===== Entries provided =====

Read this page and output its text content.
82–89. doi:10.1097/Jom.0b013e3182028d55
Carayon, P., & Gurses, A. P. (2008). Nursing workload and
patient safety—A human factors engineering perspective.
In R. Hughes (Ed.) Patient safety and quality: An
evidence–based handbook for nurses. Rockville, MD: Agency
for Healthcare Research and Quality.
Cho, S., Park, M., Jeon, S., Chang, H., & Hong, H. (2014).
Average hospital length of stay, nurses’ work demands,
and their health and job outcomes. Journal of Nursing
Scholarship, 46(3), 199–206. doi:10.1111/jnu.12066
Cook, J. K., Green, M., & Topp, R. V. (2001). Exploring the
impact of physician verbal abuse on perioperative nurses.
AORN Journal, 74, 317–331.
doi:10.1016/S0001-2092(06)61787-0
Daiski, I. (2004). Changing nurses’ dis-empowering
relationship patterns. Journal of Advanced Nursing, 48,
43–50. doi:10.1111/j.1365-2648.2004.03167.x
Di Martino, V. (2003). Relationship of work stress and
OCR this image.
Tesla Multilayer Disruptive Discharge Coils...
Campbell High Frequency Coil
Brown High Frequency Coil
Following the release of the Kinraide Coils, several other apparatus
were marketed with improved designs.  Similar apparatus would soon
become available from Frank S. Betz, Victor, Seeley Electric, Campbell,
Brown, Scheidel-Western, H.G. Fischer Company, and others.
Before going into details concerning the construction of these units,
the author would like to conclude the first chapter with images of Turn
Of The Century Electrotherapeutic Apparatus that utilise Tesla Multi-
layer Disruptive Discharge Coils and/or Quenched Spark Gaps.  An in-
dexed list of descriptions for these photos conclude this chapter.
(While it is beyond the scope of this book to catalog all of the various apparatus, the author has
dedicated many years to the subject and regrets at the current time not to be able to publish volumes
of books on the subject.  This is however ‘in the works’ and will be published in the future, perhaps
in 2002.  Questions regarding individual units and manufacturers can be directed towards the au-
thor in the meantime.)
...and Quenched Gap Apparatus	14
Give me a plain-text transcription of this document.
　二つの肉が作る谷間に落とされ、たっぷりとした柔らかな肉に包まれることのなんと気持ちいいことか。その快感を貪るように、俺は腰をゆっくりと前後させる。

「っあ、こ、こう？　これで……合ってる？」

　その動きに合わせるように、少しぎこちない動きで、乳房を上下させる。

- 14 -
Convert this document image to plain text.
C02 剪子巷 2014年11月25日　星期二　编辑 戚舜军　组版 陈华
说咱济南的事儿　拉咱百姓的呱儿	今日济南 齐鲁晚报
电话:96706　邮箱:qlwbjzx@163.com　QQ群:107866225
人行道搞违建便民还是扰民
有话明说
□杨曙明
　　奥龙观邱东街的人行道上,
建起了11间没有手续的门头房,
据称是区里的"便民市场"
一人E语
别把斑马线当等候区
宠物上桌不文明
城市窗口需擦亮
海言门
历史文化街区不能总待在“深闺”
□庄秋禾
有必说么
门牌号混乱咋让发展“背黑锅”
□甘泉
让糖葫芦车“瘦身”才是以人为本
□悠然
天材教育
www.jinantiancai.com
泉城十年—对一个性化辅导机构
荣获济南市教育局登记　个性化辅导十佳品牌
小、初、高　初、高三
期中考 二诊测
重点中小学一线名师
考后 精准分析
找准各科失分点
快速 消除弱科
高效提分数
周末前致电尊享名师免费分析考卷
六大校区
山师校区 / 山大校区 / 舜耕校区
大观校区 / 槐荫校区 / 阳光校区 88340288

=====

To do
The lines to quote run from the one containing "Give me a plain-text" through the final line of the material above; please give them exactly, both ends included, and nothing else.

Solution to this exercise
Give me a plain-text transcription of this document.
　二つの肉が作る谷間に落とされ、たっぷりとした柔らかな肉に包まれることのなんと気持ちいいことか。その快感を貪るように、俺は腰をゆっくりと前後させる。

「っあ、こ、こう？　これで……合ってる？」

　その動きに合わせるように、少しぎこちない動きで、乳房を上下させる。

- 14 -
Convert this document image to plain text.
C02 剪子巷 2014年11月25日　星期二　编辑 戚舜军　组版 陈华
说咱济南的事儿　拉咱百姓的呱儿	今日济南 齐鲁晚报
电话:96706　邮箱:qlwbjzx@163.com　QQ群:107866225
人行道搞违建便民还是扰民
有话明说
□杨曙明
　　奥龙观邱东街的人行道上,
建起了11间没有手续的门头房,
据称是区里的"便民市场"
一人E语
别把斑马线当等候区
宠物上桌不文明
城市窗口需擦亮
海言门
历史文化街区不能总待在“深闺”
□庄秋禾
有必说么
门牌号混乱咋让发展“背黑锅”
□甘泉
让糖葫芦车“瘦身”才是以人为本
□悠然
天材教育
www.jinantiancai.com
泉城十年—对一个性化辅导机构
荣获济南市教育局登记　个性化辅导十佳品牌
小、初、高　初、高三
期中考 二诊测
重点中小学一线名师
考后 精准分析
找准各科失分点
快速 消除弱科
高效提分数
周末前致电尊享名师免费分析考卷
六大校区
山师校区 / 山大校区 / 舜耕校区
大观校区 / 槐荫校区 / 阳光校区 88340288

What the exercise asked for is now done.